┌──

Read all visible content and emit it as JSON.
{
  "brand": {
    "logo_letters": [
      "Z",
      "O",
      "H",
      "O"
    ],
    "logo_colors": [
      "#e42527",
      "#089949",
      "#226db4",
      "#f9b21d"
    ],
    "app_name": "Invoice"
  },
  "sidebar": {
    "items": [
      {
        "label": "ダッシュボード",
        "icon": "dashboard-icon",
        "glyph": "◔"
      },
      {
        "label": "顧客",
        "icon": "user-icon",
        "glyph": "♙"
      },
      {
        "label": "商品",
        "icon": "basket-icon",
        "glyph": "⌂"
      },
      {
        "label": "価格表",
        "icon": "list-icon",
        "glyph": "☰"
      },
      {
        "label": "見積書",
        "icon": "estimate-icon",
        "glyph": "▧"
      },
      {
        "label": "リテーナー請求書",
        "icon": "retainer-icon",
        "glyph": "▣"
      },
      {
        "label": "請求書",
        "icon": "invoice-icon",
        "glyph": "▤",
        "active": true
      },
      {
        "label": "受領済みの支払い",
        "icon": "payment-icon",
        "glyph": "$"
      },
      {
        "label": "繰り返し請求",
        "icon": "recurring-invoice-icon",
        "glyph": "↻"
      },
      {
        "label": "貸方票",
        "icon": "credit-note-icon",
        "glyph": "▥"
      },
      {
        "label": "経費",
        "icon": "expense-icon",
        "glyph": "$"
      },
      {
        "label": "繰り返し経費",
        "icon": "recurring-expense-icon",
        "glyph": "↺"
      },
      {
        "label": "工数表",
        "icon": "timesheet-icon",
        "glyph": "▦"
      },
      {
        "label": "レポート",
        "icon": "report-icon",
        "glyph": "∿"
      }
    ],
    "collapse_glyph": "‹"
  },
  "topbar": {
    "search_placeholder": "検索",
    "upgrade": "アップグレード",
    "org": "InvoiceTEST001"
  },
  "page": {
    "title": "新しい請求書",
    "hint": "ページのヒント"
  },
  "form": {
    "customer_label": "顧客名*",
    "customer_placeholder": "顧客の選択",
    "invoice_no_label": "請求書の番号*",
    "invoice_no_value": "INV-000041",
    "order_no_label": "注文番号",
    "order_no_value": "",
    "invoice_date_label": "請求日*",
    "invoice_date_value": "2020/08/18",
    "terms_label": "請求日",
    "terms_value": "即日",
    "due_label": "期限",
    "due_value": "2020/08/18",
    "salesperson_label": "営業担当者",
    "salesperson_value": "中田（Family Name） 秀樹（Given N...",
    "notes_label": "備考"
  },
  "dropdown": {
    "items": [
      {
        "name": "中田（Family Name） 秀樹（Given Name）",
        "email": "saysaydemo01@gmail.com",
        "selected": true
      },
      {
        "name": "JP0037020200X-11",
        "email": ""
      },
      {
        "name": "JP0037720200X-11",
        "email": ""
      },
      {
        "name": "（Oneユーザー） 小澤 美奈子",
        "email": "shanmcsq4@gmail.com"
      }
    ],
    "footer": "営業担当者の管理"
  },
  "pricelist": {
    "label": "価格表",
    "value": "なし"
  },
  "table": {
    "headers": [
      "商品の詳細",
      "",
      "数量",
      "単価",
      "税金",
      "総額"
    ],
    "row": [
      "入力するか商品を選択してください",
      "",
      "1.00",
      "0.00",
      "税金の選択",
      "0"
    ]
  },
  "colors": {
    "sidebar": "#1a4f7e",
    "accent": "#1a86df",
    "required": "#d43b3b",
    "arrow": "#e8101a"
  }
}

└──

(The problem)
Please reproduce all of the entries exactly as they stand.

(Answer in full)
Read all visible content and emit it as JSON.
{
  "brand": {
    "logo_letters": [
      "Z",
      "O",
      "H",
      "O"
    ],
    "logo_colors": [
      "#e42527",
      "#089949",
      "#226db4",
      "#f9b21d"
    ],
    "app_name": "Invoice"
  },
  "sidebar": {
    "items": [
      {
        "label": "ダッシュボード",
        "icon": "dashboard-icon",
        "glyph": "◔"
      },
      {
        "label": "顧客",
        "icon": "user-icon",
        "glyph": "♙"
      },
      {
        "label": "商品",
        "icon": "basket-icon",
        "glyph": "⌂"
      },
      {
        "label": "価格表",
        "icon": "list-icon",
        "glyph": "☰"
      },
      {
        "label": "見積書",
        "icon": "estimate-icon",
        "glyph": "▧"
      },
      {
        "label": "リテーナー請求書",
        "icon": "retainer-icon",
        "glyph": "▣"
      },
      {
        "label": "請求書",
        "icon": "invoice-icon",
        "glyph": "▤",
        "active": true
      },
      {
        "label": "受領済みの支払い",
        "icon": "payment-icon",
        "glyph": "$"
      },
      {
        "label": "繰り返し請求",
        "icon": "recurring-invoice-icon",
        "glyph": "↻"
      },
      {
        "label": "貸方票",
        "icon": "credit-note-icon",
        "glyph": "▥"
      },
      {
        "label": "経費",
        "icon": "expense-icon",
        "glyph": "$"
      },
      {
        "label": "繰り返し経費",
        "icon": "recurring-expense-icon",
        "glyph": "↺"
      },
      {
        "label": "工数表",
        "icon": "timesheet-icon",
        "glyph": "▦"
      },
      {
        "label": "レポート",
        "icon": "report-icon",
        "glyph": "∿"
      }
    ],
    "collapse_glyph": "‹"
  },
  "topbar": {
    "search_placeholder": "検索",
    "upgrade": "アップグレード",
    "org": "InvoiceTEST001"
  },
  "page": {
    "title": "新しい請求書",
    "hint": "ページのヒント"
  },
  "form": {
    "customer_label": "顧客名*",
    "customer_placeholder": "顧客の選択",
    "invoice_no_label": "請求書の番号*",
    "invoice_no_value": "INV-000041",
    "order_no_label": "注文番号",
    "order_no_value": "",
    "invoice_date_label": "請求日*",
    "invoice_date_value": "2020/08/18",
    "terms_label": "請求日",
    "terms_value": "即日",
    "due_label": "期限",
    "due_value": "2020/08/18",
    "salesperson_label": "営業担当者",
    "salesperson_value": "中田（Family Name） 秀樹（Given N...",
    "notes_label": "備考"
  },
  "dropdown": {
    "items": [
      {
        "name": "中田（Family Name） 秀樹（Given Name）",
        "email": "saysaydemo01@gmail.com",
        "selected": true
      },
      {
        "name": "JP0037020200X-11",
        "email": ""
      },
      {
        "name": "JP0037720200X-11",
        "email": ""
      },
      {
        "name": "（Oneユーザー） 小澤 美奈子",
        "email": "shanmcsq4@gmail.com"
      }
    ],
    "footer": "営業担当者の管理"
  },
  "pricelist": {
    "label": "価格表",
    "value": "なし"
  },
  "table": {
    "headers": [
      "商品の詳細",
      "",
      "数量",
      "単価",
      "税金",
      "総額"
    ],
    "row": [
      "入力するか商品を選択してください",
      "",
      "1.00",
      "0.00",
      "税金の選択",
      "0"
    ]
  },
  "colors": {
    "sidebar": "#1a4f7e",
    "accent": "#1a86df",
    "required": "#d43b3b",
    "arrow": "#e8101a"
  }
}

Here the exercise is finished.